_SUPPLIED MATERIAL_:

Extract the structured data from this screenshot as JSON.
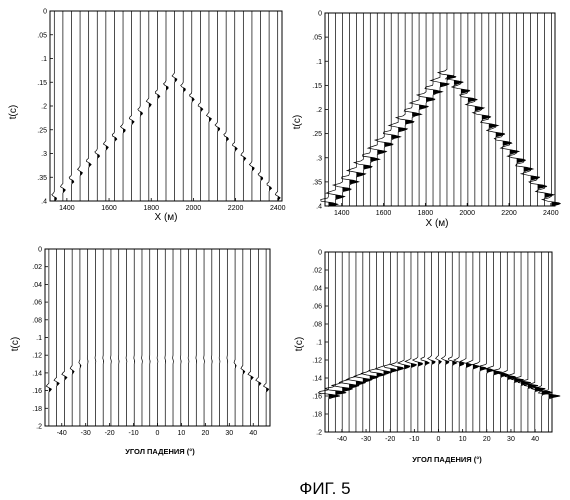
{
  "figure_caption": "ФИГ. 5",
  "chart_data": [
    {
      "type": "wiggle-trace",
      "panel": "top-left",
      "xlabel": "X (м)",
      "ylabel": "t(c)",
      "xlim": [
        1320,
        2420
      ],
      "ylim": [
        0,
        0.4
      ],
      "y_inverted": true,
      "xticks": [
        1400,
        1600,
        1800,
        2000,
        2200,
        2400
      ],
      "yticks": [
        0,
        0.05,
        0.1,
        0.15,
        0.2,
        0.25,
        0.3,
        0.35,
        0.4
      ],
      "trace_count": 27,
      "amplitude": 0.12,
      "event": {
        "shape": "apex",
        "apex_x": 1910,
        "apex_t": 0.14,
        "edge_t": 0.4,
        "edge_x": [
          1320,
          2420
        ]
      },
      "grid": false
    },
    {
      "type": "wiggle-trace",
      "panel": "top-right",
      "xlabel": "X (м)",
      "ylabel": "t(c)",
      "xlim": [
        1320,
        2420
      ],
      "ylim": [
        0,
        0.4
      ],
      "y_inverted": true,
      "xticks": [
        1400,
        1600,
        1800,
        2000,
        2200,
        2400
      ],
      "yticks": [
        0,
        0.05,
        0.1,
        0.15,
        0.2,
        0.25,
        0.3,
        0.35,
        0.4
      ],
      "trace_count": 33,
      "amplitude": 0.55,
      "event": {
        "shape": "apex",
        "apex_x": 1910,
        "apex_t": 0.125,
        "edge_t": 0.4,
        "edge_x": [
          1320,
          2420
        ]
      },
      "grid": false
    },
    {
      "type": "wiggle-trace",
      "panel": "bottom-left",
      "xlabel": "УГОЛ ПАДЕНИЯ (°)",
      "ylabel": "t(c)",
      "xlim": [
        -47,
        47
      ],
      "ylim": [
        0,
        0.2
      ],
      "y_inverted": true,
      "xticks": [
        -40,
        -30,
        -20,
        -10,
        0,
        10,
        20,
        30,
        40
      ],
      "yticks": [
        0,
        0.02,
        0.04,
        0.06,
        0.08,
        0.1,
        0.12,
        0.14,
        0.16,
        0.18,
        0.2
      ],
      "trace_count": 29,
      "amplitude": 0.14,
      "event": {
        "shape": "flanks",
        "center_t": 0.125,
        "edge_t": 0.16,
        "inner_x": 30
      },
      "grid": false
    },
    {
      "type": "wiggle-trace",
      "panel": "bottom-right",
      "xlabel": "УГОЛ ПАДЕНИЯ (°)",
      "ylabel": "t(c)",
      "xlim": [
        -47,
        47
      ],
      "ylim": [
        0,
        0.2
      ],
      "y_inverted": true,
      "xticks": [
        -40,
        -30,
        -20,
        -10,
        0,
        10,
        20,
        30,
        40
      ],
      "yticks": [
        0,
        0.02,
        0.04,
        0.06,
        0.08,
        0.1,
        0.12,
        0.14,
        0.16,
        0.18,
        0.2
      ],
      "trace_count": 33,
      "amplitude": 0.7,
      "event": {
        "shape": "arch",
        "center_t": 0.12,
        "edge_t": 0.16
      },
      "grid": false
    }
  ]
}
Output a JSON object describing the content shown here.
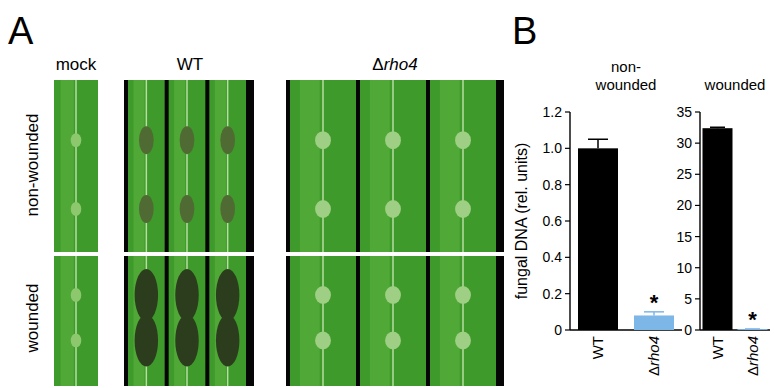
{
  "panel_a": {
    "label": "A",
    "columns": [
      "mock",
      "WT",
      "Δrho4"
    ],
    "rows": [
      "non-wounded",
      "wounded"
    ]
  },
  "panel_b": {
    "label": "B"
  },
  "chart_data": [
    {
      "type": "bar",
      "title": "non-wounded",
      "y_label": "fungal DNA (rel. units)",
      "categories": [
        "WT",
        "Δrho4"
      ],
      "values": [
        1.0,
        0.08
      ],
      "errors": [
        0.05,
        0.02
      ],
      "colors": [
        "#000000",
        "#7db7e8"
      ],
      "ylim": [
        0,
        1.2
      ],
      "yticks": [
        0,
        0.2,
        0.4,
        0.6,
        0.8,
        {
          "value": 1,
          "label": "1.0"
        },
        1.2
      ],
      "annotations": [
        {
          "text": "*",
          "category": "Δrho4"
        }
      ]
    },
    {
      "type": "bar",
      "title": "wounded",
      "categories": [
        "WT",
        "Δrho4"
      ],
      "values": [
        32.4,
        0.15
      ],
      "errors": [
        0.15,
        0.02
      ],
      "colors": [
        "#000000",
        "#7db7e8"
      ],
      "ylim": [
        0,
        35
      ],
      "yticks": [
        0,
        5,
        10,
        15,
        20,
        25,
        30,
        35
      ],
      "annotations": [
        {
          "text": "*",
          "category": "Δrho4"
        }
      ]
    }
  ]
}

_TO DO_: Among the records above, how many lines carry the string "JSON"? Reply with the number alone.

_REPLY TO THE TASK_: 2